Dataset excerpts:
= = = = = = =
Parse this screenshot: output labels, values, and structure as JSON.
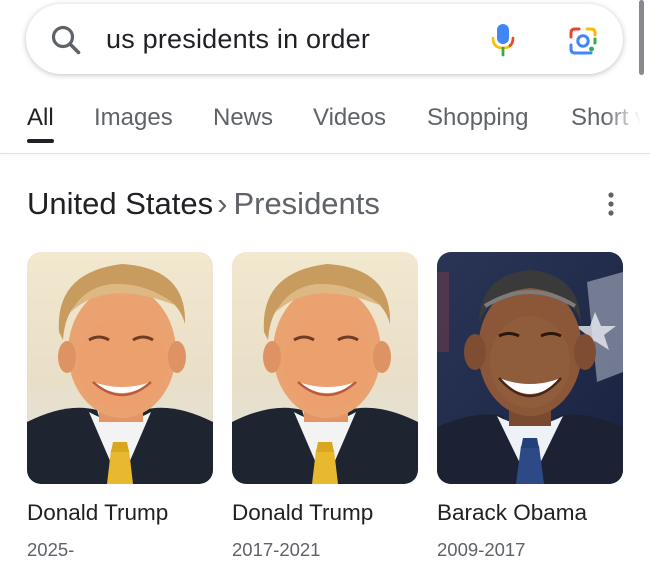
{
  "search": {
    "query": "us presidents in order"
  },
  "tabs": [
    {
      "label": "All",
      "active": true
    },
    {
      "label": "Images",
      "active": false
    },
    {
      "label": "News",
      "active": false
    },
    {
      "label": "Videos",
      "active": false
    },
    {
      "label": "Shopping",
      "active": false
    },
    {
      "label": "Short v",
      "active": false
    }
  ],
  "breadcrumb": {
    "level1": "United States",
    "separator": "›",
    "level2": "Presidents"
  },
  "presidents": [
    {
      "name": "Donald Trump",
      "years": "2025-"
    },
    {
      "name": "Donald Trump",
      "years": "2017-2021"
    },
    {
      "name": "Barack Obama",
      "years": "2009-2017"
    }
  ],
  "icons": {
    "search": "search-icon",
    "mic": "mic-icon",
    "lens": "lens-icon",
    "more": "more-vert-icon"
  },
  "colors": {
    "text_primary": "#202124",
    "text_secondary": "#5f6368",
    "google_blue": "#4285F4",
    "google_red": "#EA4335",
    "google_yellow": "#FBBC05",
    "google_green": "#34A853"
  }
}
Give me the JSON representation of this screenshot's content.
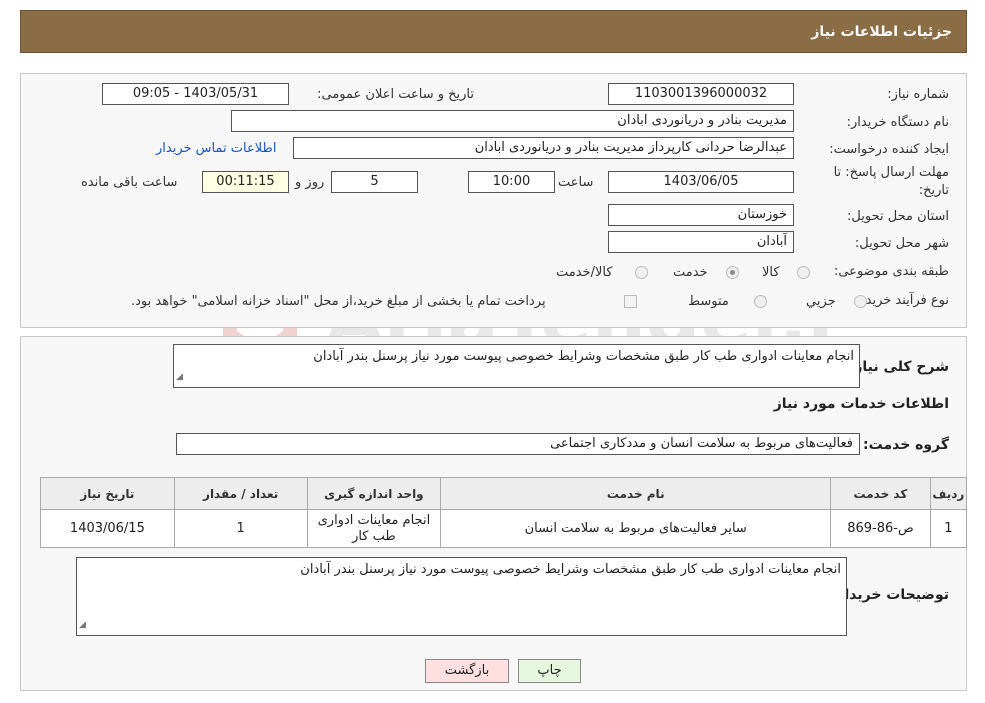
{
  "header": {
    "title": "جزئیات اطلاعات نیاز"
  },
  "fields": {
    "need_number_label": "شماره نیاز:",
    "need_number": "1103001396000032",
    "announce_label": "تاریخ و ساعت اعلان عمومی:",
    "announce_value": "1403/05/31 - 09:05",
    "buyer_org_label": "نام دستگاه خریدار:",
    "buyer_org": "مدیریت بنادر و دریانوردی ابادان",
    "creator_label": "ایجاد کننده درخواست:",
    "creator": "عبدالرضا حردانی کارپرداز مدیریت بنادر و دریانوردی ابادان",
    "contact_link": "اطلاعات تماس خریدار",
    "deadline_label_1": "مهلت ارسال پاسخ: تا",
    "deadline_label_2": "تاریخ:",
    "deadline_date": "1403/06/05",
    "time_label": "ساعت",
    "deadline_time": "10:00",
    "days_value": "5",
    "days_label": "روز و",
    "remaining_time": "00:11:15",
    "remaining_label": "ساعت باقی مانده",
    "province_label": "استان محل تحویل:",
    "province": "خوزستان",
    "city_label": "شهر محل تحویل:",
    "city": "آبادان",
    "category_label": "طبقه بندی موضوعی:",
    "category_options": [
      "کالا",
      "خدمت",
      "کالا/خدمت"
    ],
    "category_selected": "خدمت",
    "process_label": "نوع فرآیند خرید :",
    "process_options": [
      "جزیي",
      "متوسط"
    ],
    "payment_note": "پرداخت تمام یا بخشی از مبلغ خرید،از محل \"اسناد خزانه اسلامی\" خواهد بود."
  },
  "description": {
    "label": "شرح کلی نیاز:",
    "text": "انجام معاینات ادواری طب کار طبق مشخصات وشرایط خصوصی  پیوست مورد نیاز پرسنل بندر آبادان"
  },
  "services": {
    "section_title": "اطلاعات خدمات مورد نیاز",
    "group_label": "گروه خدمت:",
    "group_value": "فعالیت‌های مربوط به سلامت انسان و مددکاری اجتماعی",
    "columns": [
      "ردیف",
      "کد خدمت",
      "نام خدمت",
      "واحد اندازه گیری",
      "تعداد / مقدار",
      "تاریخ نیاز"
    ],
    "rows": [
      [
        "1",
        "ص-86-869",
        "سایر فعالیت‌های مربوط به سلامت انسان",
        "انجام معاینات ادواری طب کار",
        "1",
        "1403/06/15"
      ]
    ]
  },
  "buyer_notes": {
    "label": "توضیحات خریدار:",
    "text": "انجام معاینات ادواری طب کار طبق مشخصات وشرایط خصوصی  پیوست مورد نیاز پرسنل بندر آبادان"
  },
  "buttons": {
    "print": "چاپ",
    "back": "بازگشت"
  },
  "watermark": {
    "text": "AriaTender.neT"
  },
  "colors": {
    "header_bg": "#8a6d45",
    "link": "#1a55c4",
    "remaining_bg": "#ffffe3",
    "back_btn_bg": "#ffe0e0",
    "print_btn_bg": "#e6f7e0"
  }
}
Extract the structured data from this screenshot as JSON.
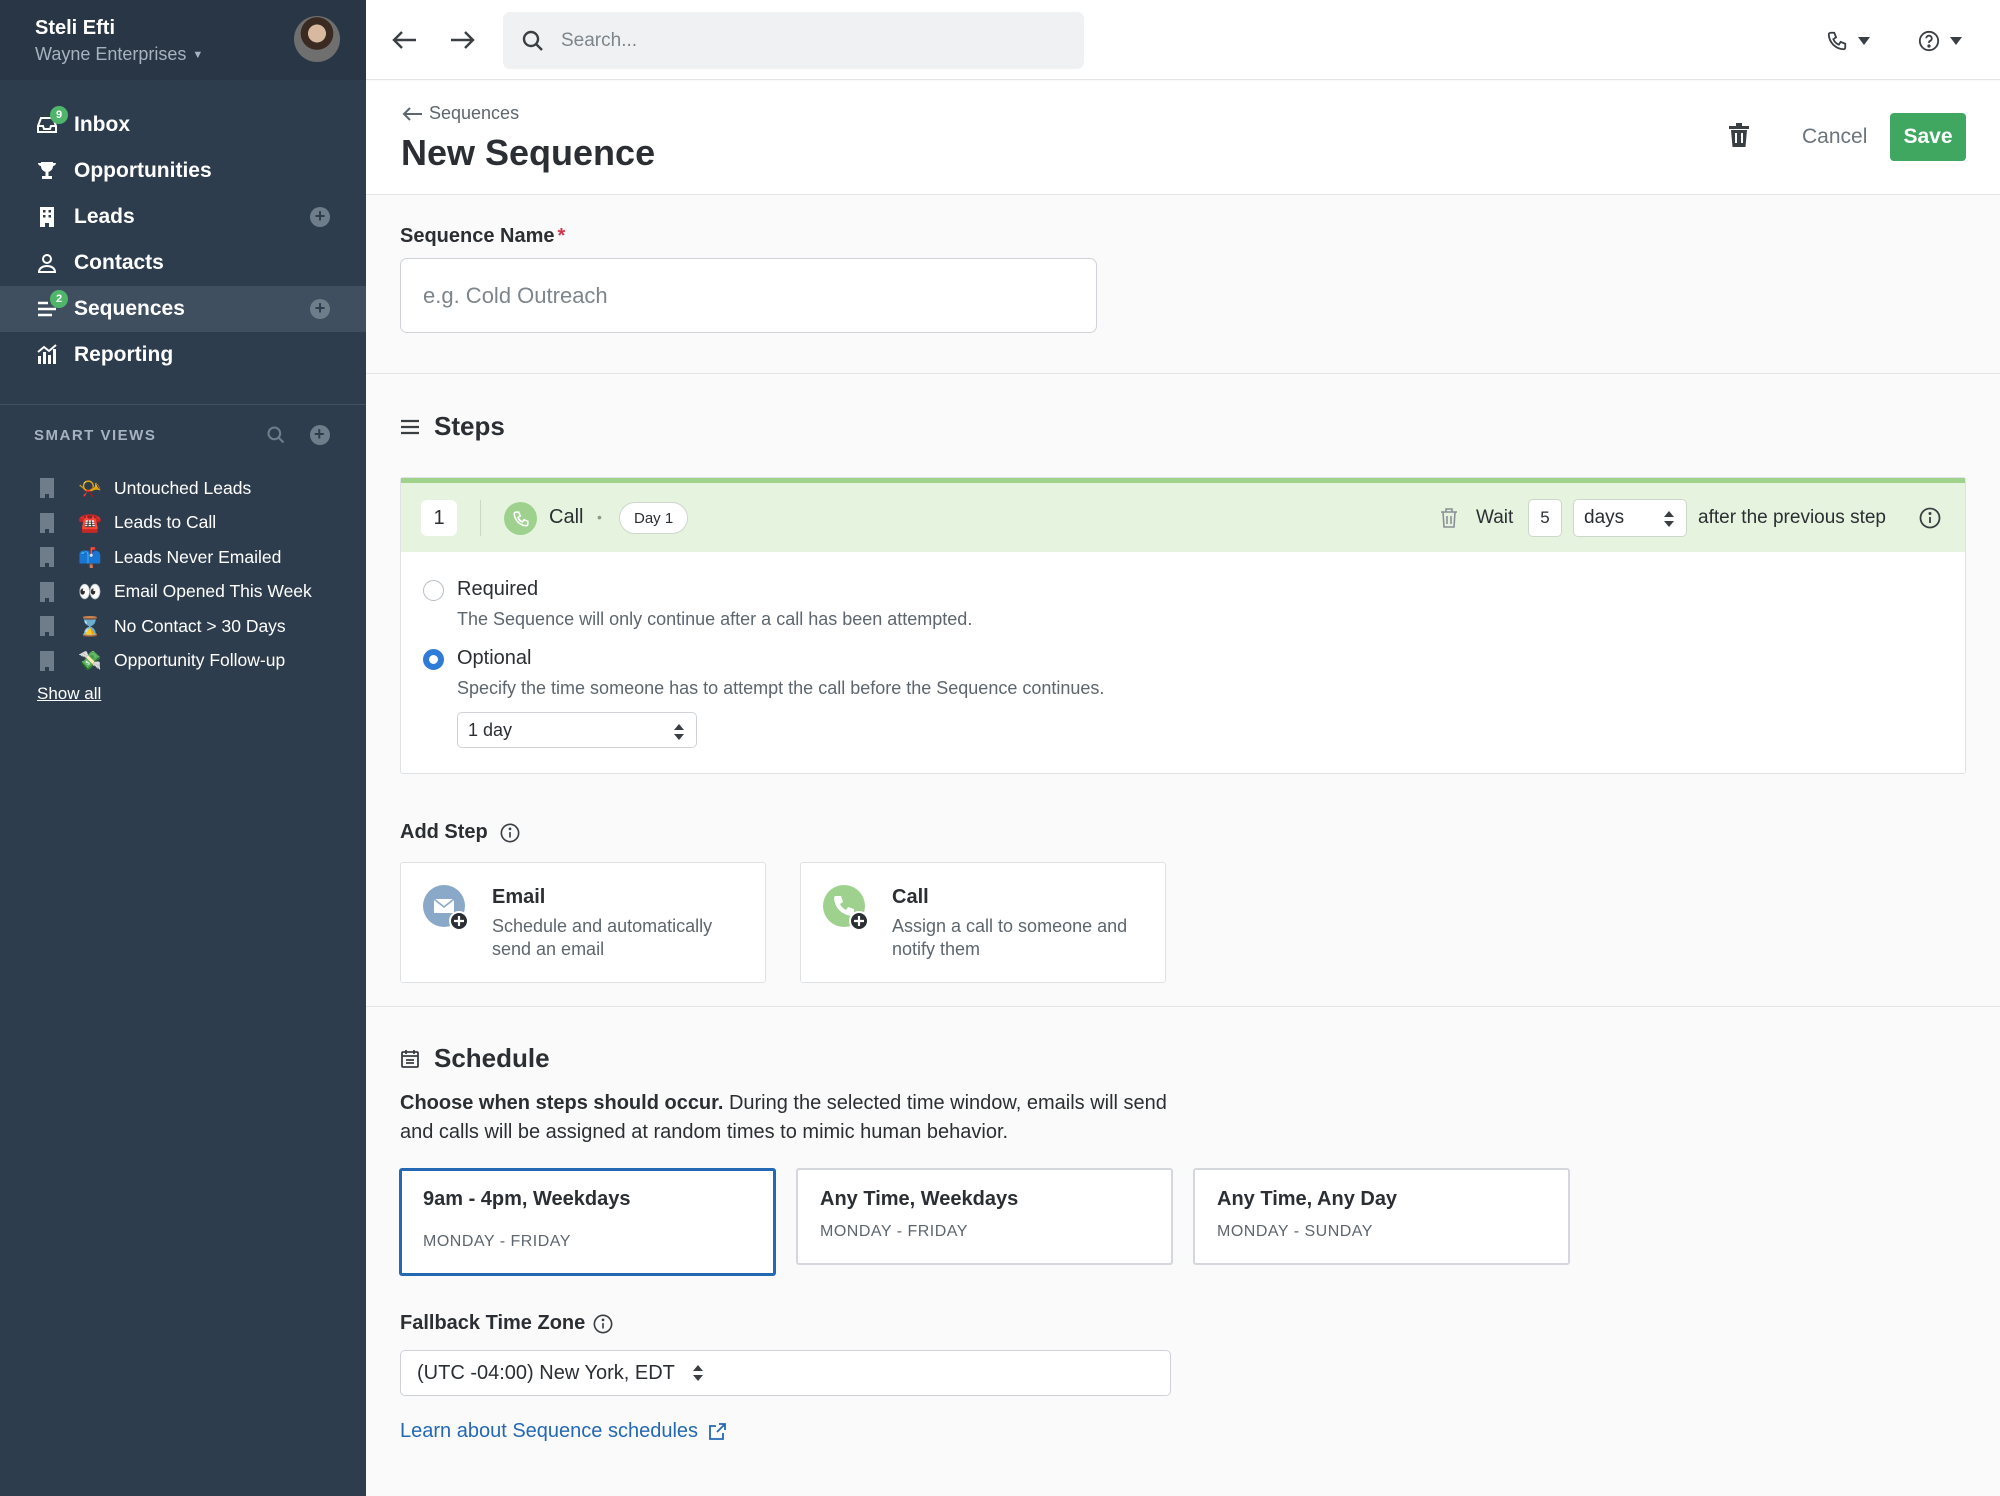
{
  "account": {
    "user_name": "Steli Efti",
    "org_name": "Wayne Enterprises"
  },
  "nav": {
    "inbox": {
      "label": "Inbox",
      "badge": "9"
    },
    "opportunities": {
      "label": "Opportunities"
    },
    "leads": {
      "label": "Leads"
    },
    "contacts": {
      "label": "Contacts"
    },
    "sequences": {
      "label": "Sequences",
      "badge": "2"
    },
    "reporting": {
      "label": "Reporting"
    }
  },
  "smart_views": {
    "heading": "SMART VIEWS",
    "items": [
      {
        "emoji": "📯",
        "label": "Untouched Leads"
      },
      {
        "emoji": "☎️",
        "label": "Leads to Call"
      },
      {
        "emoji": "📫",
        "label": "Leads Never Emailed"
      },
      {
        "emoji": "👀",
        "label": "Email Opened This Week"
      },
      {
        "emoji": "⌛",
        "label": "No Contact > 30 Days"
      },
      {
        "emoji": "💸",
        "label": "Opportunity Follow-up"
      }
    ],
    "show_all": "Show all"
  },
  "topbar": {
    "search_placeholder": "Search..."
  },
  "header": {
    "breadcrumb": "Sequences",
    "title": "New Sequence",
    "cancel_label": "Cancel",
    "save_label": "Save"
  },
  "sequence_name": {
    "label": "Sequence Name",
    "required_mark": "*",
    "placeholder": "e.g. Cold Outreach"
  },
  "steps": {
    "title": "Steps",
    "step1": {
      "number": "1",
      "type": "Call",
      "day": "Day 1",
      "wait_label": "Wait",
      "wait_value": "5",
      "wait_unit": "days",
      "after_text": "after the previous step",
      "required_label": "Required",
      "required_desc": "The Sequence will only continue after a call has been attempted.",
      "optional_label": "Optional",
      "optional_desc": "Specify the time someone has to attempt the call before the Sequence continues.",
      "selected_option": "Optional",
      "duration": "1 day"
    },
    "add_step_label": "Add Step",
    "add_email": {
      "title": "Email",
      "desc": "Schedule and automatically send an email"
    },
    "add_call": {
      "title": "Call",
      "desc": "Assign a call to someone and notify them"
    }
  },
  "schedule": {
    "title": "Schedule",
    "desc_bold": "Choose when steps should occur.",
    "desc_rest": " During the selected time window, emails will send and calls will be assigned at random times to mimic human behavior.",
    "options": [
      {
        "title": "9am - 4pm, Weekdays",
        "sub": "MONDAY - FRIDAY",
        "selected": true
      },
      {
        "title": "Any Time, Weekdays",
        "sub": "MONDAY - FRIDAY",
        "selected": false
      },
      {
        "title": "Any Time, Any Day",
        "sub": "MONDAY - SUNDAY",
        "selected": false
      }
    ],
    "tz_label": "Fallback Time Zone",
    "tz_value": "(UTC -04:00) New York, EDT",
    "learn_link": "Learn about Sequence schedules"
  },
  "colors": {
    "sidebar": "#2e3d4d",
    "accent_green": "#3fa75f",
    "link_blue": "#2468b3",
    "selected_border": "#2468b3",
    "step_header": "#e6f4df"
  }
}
= = = = = = =
• OBJECTIVE
Take the data above and repeat it exactly, leaving each picture out.

• RESPONSE
Parse this screenshot: output labels, values, and structure as JSON.
{
  "search": {
    "query": "us presidents in order"
  },
  "tabs": [
    {
      "label": "All",
      "active": true
    },
    {
      "label": "Images",
      "active": false
    },
    {
      "label": "News",
      "active": false
    },
    {
      "label": "Videos",
      "active": false
    },
    {
      "label": "Shopping",
      "active": false
    },
    {
      "label": "Short v",
      "active": false
    }
  ],
  "breadcrumb": {
    "level1": "United States",
    "separator": "›",
    "level2": "Presidents"
  },
  "presidents": [
    {
      "name": "Donald Trump",
      "years": "2025-"
    },
    {
      "name": "Donald Trump",
      "years": "2017-2021"
    },
    {
      "name": "Barack Obama",
      "years": "2009-2017"
    }
  ],
  "icons": {
    "search": "search-icon",
    "mic": "mic-icon",
    "lens": "lens-icon",
    "more": "more-vert-icon"
  },
  "colors": {
    "text_primary": "#202124",
    "text_secondary": "#5f6368",
    "google_blue": "#4285F4",
    "google_red": "#EA4335",
    "google_yellow": "#FBBC05",
    "google_green": "#34A853"
  }
}
Give me the JSON representation of this screenshot's content.
{
  "header": {
    "title": "جزئیات اطلاعات نیاز"
  },
  "fields": {
    "need_number_label": "شماره نیاز:",
    "need_number": "1103001396000032",
    "announce_label": "تاریخ و ساعت اعلان عمومی:",
    "announce_value": "1403/05/31 - 09:05",
    "buyer_org_label": "نام دستگاه خریدار:",
    "buyer_org": "مدیریت بنادر و دریانوردی ابادان",
    "creator_label": "ایجاد کننده درخواست:",
    "creator": "عبدالرضا حردانی کارپرداز مدیریت بنادر و دریانوردی ابادان",
    "contact_link": "اطلاعات تماس خریدار",
    "deadline_label_1": "مهلت ارسال پاسخ: تا",
    "deadline_label_2": "تاریخ:",
    "deadline_date": "1403/06/05",
    "time_label": "ساعت",
    "deadline_time": "10:00",
    "days_value": "5",
    "days_label": "روز و",
    "remaining_time": "00:11:15",
    "remaining_label": "ساعت باقی مانده",
    "province_label": "استان محل تحویل:",
    "province": "خوزستان",
    "city_label": "شهر محل تحویل:",
    "city": "آبادان",
    "category_label": "طبقه بندی موضوعی:",
    "category_options": [
      "کالا",
      "خدمت",
      "کالا/خدمت"
    ],
    "category_selected": "خدمت",
    "process_label": "نوع فرآیند خرید :",
    "process_options": [
      "جزیي",
      "متوسط"
    ],
    "payment_note": "پرداخت تمام یا بخشی از مبلغ خرید،از محل \"اسناد خزانه اسلامی\" خواهد بود."
  },
  "description": {
    "label": "شرح کلی نیاز:",
    "text": "انجام معاینات ادواری طب کار طبق مشخصات وشرایط خصوصی  پیوست مورد نیاز پرسنل بندر آبادان"
  },
  "services": {
    "section_title": "اطلاعات خدمات مورد نیاز",
    "group_label": "گروه خدمت:",
    "group_value": "فعالیت‌های مربوط به سلامت انسان و مددکاری اجتماعی",
    "columns": [
      "ردیف",
      "کد خدمت",
      "نام خدمت",
      "واحد اندازه گیری",
      "تعداد / مقدار",
      "تاریخ نیاز"
    ],
    "rows": [
      [
        "1",
        "ص-86-869",
        "سایر فعالیت‌های مربوط به سلامت انسان",
        "انجام معاینات ادواری طب کار",
        "1",
        "1403/06/15"
      ]
    ]
  },
  "buyer_notes": {
    "label": "توضیحات خریدار:",
    "text": "انجام معاینات ادواری طب کار طبق مشخصات وشرایط خصوصی  پیوست مورد نیاز پرسنل بندر آبادان"
  },
  "buttons": {
    "print": "چاپ",
    "back": "بازگشت"
  },
  "watermark": {
    "text": "AriaTender.neT"
  },
  "colors": {
    "header_bg": "#8a6d45",
    "link": "#1a55c4",
    "remaining_bg": "#ffffe3",
    "back_btn_bg": "#ffe0e0",
    "print_btn_bg": "#e6f7e0"
  }
}
Extract the structured data from this screenshot as JSON.
{
  "account": {
    "user_name": "Steli Efti",
    "org_name": "Wayne Enterprises"
  },
  "nav": {
    "inbox": {
      "label": "Inbox",
      "badge": "9"
    },
    "opportunities": {
      "label": "Opportunities"
    },
    "leads": {
      "label": "Leads"
    },
    "contacts": {
      "label": "Contacts"
    },
    "sequences": {
      "label": "Sequences",
      "badge": "2"
    },
    "reporting": {
      "label": "Reporting"
    }
  },
  "smart_views": {
    "heading": "SMART VIEWS",
    "items": [
      {
        "emoji": "📯",
        "label": "Untouched Leads"
      },
      {
        "emoji": "☎️",
        "label": "Leads to Call"
      },
      {
        "emoji": "📫",
        "label": "Leads Never Emailed"
      },
      {
        "emoji": "👀",
        "label": "Email Opened This Week"
      },
      {
        "emoji": "⌛",
        "label": "No Contact > 30 Days"
      },
      {
        "emoji": "💸",
        "label": "Opportunity Follow-up"
      }
    ],
    "show_all": "Show all"
  },
  "topbar": {
    "search_placeholder": "Search..."
  },
  "header": {
    "breadcrumb": "Sequences",
    "title": "New Sequence",
    "cancel_label": "Cancel",
    "save_label": "Save"
  },
  "sequence_name": {
    "label": "Sequence Name",
    "required_mark": "*",
    "placeholder": "e.g. Cold Outreach"
  },
  "steps": {
    "title": "Steps",
    "step1": {
      "number": "1",
      "type": "Call",
      "day": "Day 1",
      "wait_label": "Wait",
      "wait_value": "5",
      "wait_unit": "days",
      "after_text": "after the previous step",
      "required_label": "Required",
      "required_desc": "The Sequence will only continue after a call has been attempted.",
      "optional_label": "Optional",
      "optional_desc": "Specify the time someone has to attempt the call before the Sequence continues.",
      "selected_option": "Optional",
      "duration": "1 day"
    },
    "add_step_label": "Add Step",
    "add_email": {
      "title": "Email",
      "desc": "Schedule and automatically send an email"
    },
    "add_call": {
      "title": "Call",
      "desc": "Assign a call to someone and notify them"
    }
  },
  "schedule": {
    "title": "Schedule",
    "desc_bold": "Choose when steps should occur.",
    "desc_rest": " During the selected time window, emails will send and calls will be assigned at random times to mimic human behavior.",
    "options": [
      {
        "title": "9am - 4pm, Weekdays",
        "sub": "MONDAY - FRIDAY",
        "selected": true
      },
      {
        "title": "Any Time, Weekdays",
        "sub": "MONDAY - FRIDAY",
        "selected": false
      },
      {
        "title": "Any Time, Any Day",
        "sub": "MONDAY - SUNDAY",
        "selected": false
      }
    ],
    "tz_label": "Fallback Time Zone",
    "tz_value": "(UTC -04:00) New York, EDT",
    "learn_link": "Learn about Sequence schedules"
  },
  "colors": {
    "sidebar": "#2e3d4d",
    "accent_green": "#3fa75f",
    "link_blue": "#2468b3",
    "selected_border": "#2468b3",
    "step_header": "#e6f4df"
  }
}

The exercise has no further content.